** start **

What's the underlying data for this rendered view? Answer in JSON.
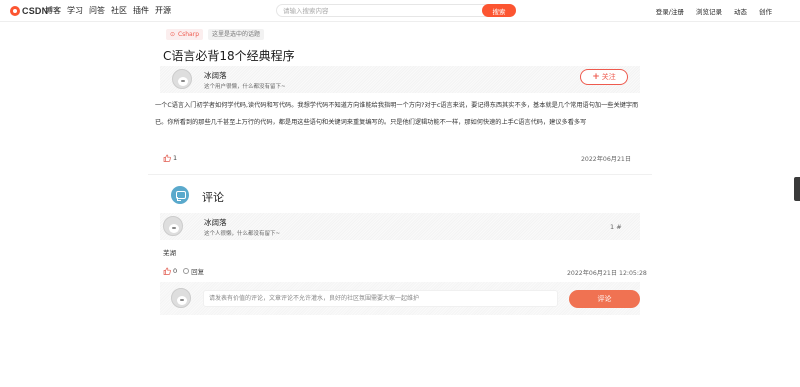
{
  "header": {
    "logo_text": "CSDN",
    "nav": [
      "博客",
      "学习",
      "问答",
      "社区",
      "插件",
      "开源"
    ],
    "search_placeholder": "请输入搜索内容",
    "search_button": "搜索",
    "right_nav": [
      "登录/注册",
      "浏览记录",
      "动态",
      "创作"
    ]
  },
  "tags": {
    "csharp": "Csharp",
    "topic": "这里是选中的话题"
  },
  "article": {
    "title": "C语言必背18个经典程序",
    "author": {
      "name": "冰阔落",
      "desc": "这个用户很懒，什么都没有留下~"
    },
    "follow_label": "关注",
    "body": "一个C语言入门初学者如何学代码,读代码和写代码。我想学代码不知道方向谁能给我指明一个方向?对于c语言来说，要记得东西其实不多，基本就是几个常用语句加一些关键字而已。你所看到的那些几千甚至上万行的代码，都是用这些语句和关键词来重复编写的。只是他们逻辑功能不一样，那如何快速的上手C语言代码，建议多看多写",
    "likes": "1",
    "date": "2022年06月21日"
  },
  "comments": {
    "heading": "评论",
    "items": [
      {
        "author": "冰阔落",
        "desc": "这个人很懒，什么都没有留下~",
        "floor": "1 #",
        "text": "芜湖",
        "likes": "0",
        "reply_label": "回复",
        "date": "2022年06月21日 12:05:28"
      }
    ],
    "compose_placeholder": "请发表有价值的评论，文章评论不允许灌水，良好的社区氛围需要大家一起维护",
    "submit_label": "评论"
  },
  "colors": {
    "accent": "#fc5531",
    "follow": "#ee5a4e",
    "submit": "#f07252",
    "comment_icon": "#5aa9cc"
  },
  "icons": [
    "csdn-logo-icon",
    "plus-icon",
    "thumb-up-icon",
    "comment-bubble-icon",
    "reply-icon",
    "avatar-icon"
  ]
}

** end **
** start **

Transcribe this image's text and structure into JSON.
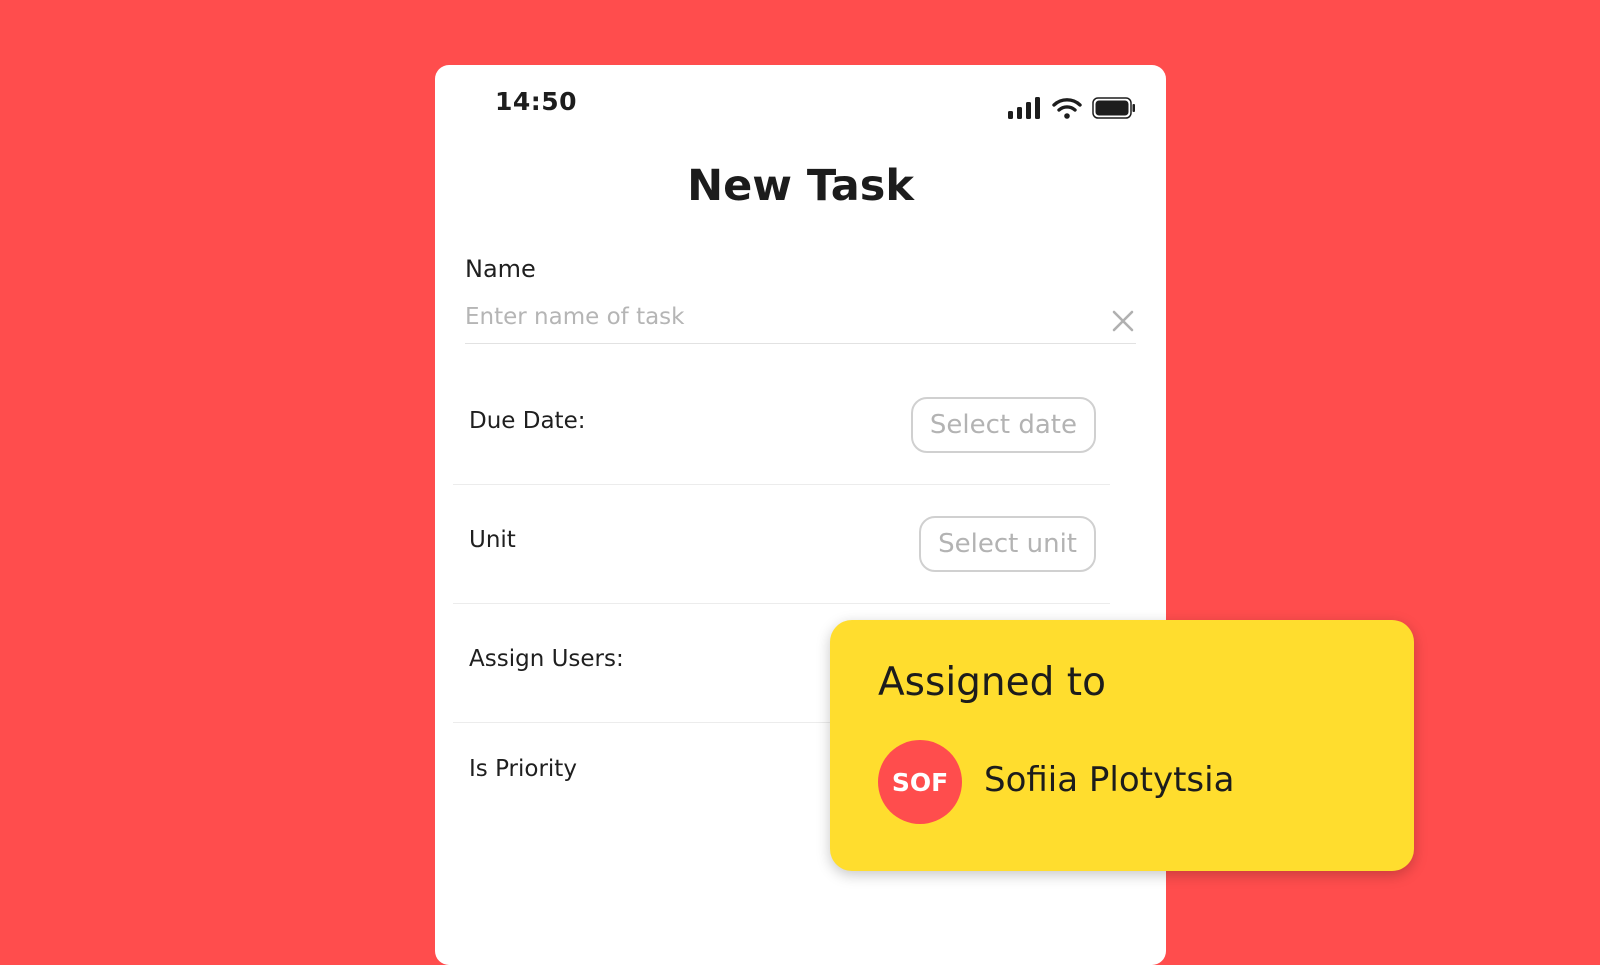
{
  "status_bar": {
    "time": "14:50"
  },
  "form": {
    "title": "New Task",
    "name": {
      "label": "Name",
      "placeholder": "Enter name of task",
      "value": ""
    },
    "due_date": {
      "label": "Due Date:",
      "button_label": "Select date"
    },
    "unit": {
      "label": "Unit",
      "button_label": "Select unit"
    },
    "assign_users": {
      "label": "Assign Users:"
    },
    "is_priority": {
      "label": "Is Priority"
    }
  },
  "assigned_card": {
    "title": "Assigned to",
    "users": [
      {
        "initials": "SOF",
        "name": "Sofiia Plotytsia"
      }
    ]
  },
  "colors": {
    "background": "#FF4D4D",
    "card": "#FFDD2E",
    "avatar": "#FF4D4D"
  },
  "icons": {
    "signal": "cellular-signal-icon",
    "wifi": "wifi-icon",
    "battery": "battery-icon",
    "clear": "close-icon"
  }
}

** end **
** start **

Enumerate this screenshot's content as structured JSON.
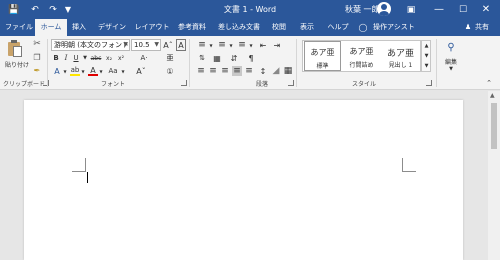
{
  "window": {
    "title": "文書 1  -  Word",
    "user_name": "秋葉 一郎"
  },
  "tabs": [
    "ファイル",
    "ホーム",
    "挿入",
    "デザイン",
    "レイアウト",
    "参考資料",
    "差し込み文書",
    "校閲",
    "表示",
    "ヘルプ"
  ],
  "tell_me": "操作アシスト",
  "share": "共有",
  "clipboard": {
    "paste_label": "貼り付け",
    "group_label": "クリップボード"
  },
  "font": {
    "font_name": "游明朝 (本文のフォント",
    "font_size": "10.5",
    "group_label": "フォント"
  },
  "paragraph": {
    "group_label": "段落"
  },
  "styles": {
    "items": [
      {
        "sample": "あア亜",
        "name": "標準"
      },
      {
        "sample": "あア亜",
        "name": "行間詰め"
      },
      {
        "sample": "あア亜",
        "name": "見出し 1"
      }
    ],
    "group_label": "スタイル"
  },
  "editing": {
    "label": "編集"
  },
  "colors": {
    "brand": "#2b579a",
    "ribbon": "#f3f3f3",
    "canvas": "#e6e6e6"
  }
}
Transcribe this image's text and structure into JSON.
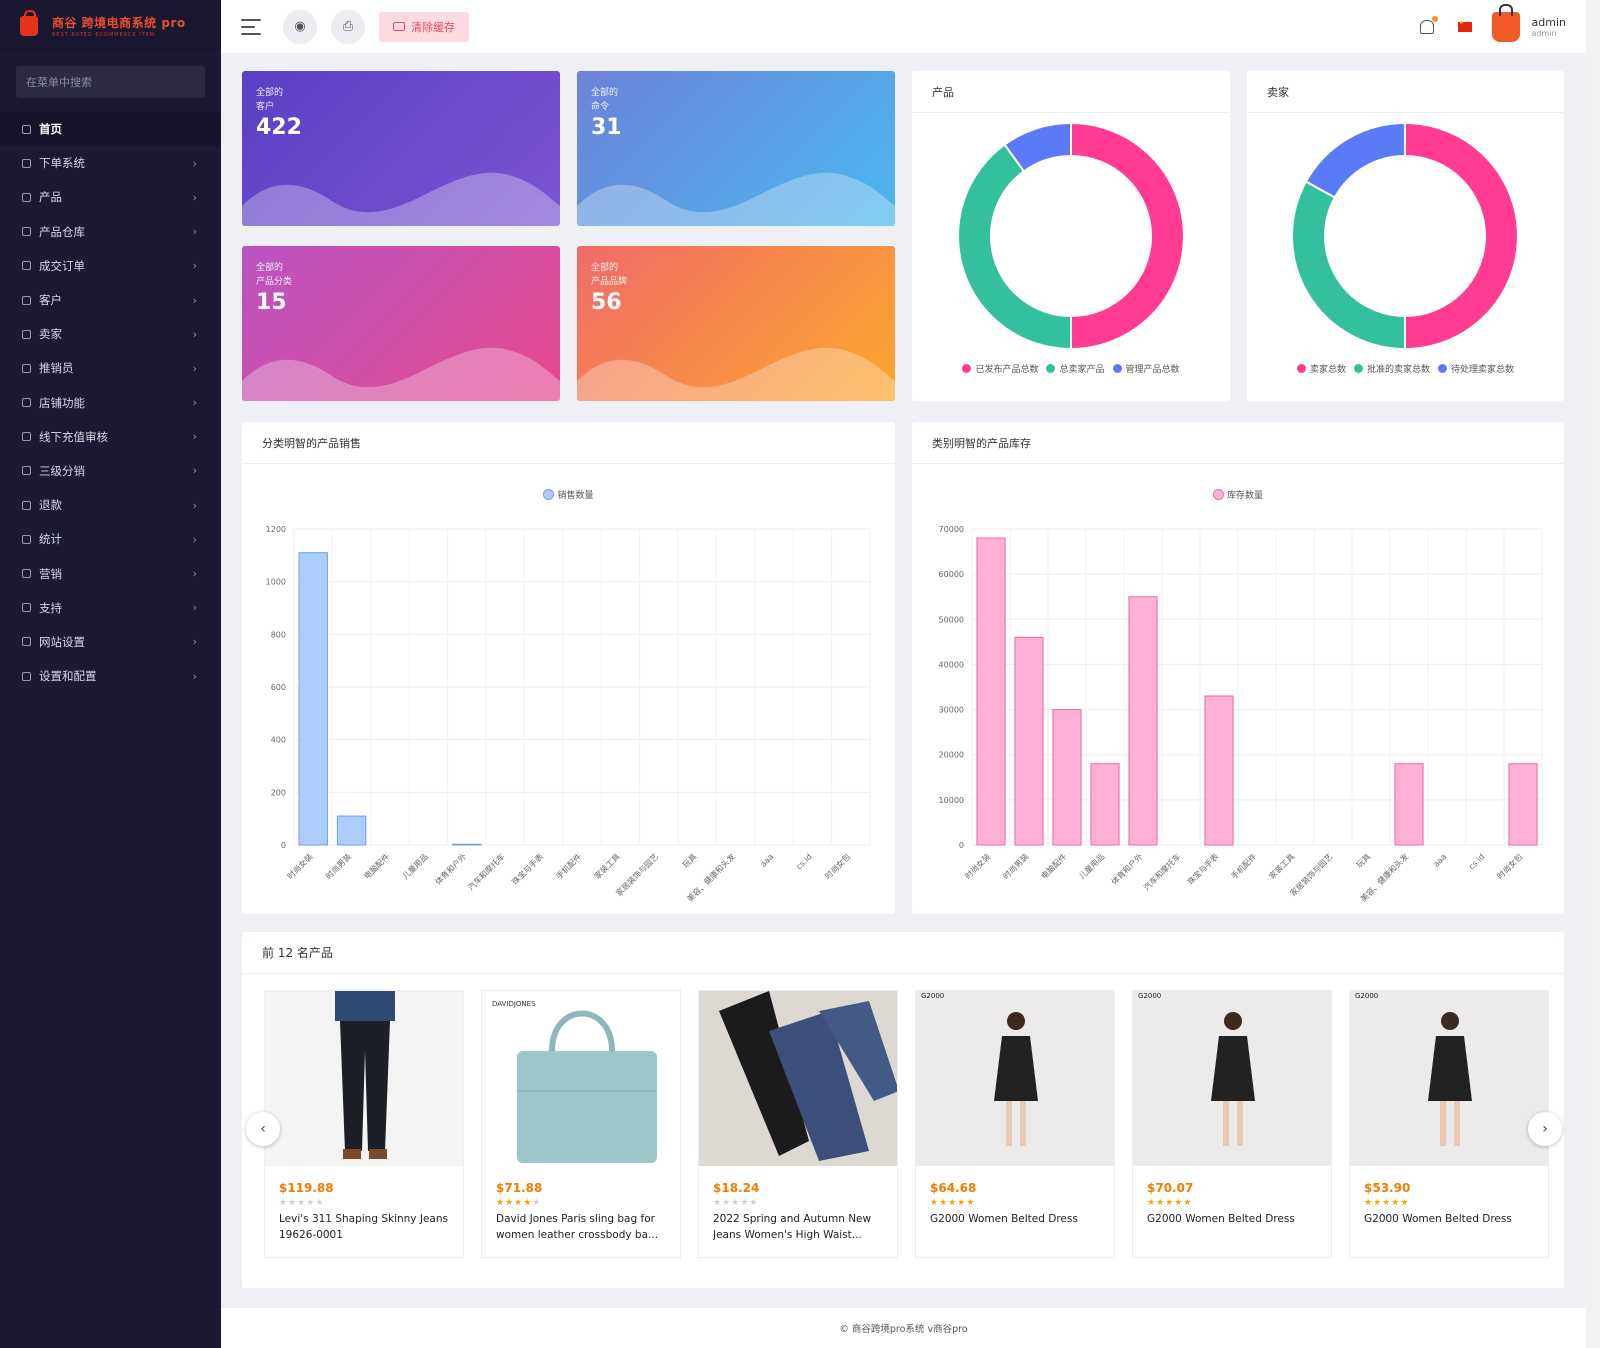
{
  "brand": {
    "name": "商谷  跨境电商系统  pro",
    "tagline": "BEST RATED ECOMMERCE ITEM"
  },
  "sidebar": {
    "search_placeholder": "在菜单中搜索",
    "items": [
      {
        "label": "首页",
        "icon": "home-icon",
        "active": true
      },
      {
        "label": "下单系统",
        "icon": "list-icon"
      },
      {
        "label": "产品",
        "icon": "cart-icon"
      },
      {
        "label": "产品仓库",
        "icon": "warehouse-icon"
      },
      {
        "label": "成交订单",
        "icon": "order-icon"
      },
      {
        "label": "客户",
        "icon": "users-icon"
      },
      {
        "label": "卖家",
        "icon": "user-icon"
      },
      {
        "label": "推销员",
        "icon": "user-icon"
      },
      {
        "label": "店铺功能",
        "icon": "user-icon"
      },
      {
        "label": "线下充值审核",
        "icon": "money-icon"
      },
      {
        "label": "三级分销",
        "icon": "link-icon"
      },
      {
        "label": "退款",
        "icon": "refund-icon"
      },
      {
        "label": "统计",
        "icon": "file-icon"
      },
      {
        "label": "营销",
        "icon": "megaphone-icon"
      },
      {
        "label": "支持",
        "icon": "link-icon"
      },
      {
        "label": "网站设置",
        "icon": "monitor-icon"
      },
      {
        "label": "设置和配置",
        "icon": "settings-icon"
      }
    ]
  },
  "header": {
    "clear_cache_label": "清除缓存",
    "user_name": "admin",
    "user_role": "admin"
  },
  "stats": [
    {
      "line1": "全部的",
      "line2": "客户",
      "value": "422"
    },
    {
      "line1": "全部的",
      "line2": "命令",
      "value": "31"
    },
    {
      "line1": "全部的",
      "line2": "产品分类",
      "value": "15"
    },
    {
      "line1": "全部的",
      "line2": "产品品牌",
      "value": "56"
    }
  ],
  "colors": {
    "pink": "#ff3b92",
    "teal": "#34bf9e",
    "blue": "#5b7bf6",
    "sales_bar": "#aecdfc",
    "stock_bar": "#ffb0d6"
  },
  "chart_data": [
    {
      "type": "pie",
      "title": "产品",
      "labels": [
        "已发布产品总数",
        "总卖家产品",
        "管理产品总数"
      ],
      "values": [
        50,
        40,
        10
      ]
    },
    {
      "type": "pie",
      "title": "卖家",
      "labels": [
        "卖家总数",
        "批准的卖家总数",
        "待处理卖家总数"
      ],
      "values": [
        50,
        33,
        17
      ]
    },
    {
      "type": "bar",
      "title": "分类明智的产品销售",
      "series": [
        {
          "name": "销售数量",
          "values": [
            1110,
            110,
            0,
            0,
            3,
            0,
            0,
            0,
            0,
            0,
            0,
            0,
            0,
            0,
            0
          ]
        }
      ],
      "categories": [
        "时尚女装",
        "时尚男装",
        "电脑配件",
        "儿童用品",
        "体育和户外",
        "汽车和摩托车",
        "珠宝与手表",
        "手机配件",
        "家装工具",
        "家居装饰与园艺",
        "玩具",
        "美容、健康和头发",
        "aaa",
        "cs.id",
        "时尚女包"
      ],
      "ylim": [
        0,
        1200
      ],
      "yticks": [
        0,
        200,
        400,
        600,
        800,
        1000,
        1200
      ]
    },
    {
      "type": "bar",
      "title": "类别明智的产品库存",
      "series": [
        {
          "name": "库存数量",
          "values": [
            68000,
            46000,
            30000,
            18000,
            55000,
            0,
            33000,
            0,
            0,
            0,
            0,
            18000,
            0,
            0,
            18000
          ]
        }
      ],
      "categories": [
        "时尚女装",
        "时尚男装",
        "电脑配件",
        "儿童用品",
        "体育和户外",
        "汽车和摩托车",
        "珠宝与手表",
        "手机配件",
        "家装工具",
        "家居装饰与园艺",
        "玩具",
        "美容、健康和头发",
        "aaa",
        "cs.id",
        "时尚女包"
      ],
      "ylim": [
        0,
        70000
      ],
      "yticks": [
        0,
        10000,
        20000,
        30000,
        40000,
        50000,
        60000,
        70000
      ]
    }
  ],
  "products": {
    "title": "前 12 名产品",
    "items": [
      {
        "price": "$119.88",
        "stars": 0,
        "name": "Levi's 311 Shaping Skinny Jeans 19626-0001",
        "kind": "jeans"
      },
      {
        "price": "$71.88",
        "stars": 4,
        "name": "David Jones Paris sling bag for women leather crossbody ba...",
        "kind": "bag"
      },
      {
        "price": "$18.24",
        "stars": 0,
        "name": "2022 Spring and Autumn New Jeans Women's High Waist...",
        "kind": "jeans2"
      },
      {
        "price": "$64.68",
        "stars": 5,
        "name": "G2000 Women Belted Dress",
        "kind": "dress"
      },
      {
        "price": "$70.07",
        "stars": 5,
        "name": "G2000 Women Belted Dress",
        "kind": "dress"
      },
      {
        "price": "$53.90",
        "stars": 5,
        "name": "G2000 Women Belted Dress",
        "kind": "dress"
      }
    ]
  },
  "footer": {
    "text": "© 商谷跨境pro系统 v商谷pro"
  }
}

** end **

Reproduce every line of the listing above in which the string "price" appears.

### Completed exercise
        "price": "$119.88",
        "price": "$71.88",
        "price": "$18.24",
        "price": "$64.68",
        "price": "$70.07",
        "price": "$53.90",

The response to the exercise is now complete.